RECORDS SUPPLIED.
----------------------------------------
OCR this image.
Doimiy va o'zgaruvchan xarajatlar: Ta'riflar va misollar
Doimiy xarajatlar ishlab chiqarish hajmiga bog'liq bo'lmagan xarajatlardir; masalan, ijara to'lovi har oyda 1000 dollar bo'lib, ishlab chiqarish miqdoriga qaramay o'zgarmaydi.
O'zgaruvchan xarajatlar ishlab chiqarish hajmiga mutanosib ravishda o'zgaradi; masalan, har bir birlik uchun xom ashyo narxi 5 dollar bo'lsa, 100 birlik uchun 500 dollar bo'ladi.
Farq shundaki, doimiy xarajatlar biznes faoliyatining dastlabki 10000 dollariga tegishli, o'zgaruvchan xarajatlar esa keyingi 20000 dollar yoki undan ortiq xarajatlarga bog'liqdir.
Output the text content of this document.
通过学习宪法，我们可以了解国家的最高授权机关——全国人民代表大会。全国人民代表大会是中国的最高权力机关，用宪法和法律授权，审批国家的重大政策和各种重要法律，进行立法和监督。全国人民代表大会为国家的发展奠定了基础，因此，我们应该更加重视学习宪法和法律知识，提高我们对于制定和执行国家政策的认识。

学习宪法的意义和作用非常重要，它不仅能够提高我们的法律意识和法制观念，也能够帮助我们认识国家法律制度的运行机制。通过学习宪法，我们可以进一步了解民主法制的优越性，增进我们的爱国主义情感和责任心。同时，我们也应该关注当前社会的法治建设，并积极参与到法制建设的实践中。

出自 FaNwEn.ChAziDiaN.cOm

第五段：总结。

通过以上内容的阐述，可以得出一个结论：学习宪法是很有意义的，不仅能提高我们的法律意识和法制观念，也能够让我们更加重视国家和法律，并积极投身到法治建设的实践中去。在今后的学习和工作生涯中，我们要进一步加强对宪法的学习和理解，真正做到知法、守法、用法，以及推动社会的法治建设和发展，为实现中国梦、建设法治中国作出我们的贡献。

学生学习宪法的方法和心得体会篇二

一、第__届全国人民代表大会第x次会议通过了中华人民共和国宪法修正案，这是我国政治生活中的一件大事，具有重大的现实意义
----------------------------------------
WHAT YOU ARE ASKED TO DO.
Set down the entries verbatim, leaving none out.

SOLUTION.
OCR this image.
Doimiy va o'zgaruvchan xarajatlar: Ta'riflar va misollar
Doimiy xarajatlar ishlab chiqarish hajmiga bog'liq bo'lmagan xarajatlardir; masalan, ijara to'lovi har oyda 1000 dollar bo'lib, ishlab chiqarish miqdoriga qaramay o'zgarmaydi.
O'zgaruvchan xarajatlar ishlab chiqarish hajmiga mutanosib ravishda o'zgaradi; masalan, har bir birlik uchun xom ashyo narxi 5 dollar bo'lsa, 100 birlik uchun 500 dollar bo'ladi.
Farq shundaki, doimiy xarajatlar biznes faoliyatining dastlabki 10000 dollariga tegishli, o'zgaruvchan xarajatlar esa keyingi 20000 dollar yoki undan ortiq xarajatlarga bog'liqdir.
Output the text content of this document.
通过学习宪法，我们可以了解国家的最高授权机关——全国人民代表大会。全国人民代表大会是中国的最高权力机关，用宪法和法律授权，审批国家的重大政策和各种重要法律，进行立法和监督。全国人民代表大会为国家的发展奠定了基础，因此，我们应该更加重视学习宪法和法律知识，提高我们对于制定和执行国家政策的认识。

学习宪法的意义和作用非常重要，它不仅能够提高我们的法律意识和法制观念，也能够帮助我们认识国家法律制度的运行机制。通过学习宪法，我们可以进一步了解民主法制的优越性，增进我们的爱国主义情感和责任心。同时，我们也应该关注当前社会的法治建设，并积极参与到法制建设的实践中。

出自 FaNwEn.ChAziDiaN.cOm

第五段：总结。

通过以上内容的阐述，可以得出一个结论：学习宪法是很有意义的，不仅能提高我们的法律意识和法制观念，也能够让我们更加重视国家和法律，并积极投身到法治建设的实践中去。在今后的学习和工作生涯中，我们要进一步加强对宪法的学习和理解，真正做到知法、守法、用法，以及推动社会的法治建设和发展，为实现中国梦、建设法治中国作出我们的贡献。

学生学习宪法的方法和心得体会篇二

一、第__届全国人民代表大会第x次会议通过了中华人民共和国宪法修正案，这是我国政治生活中的一件大事，具有重大的现实意义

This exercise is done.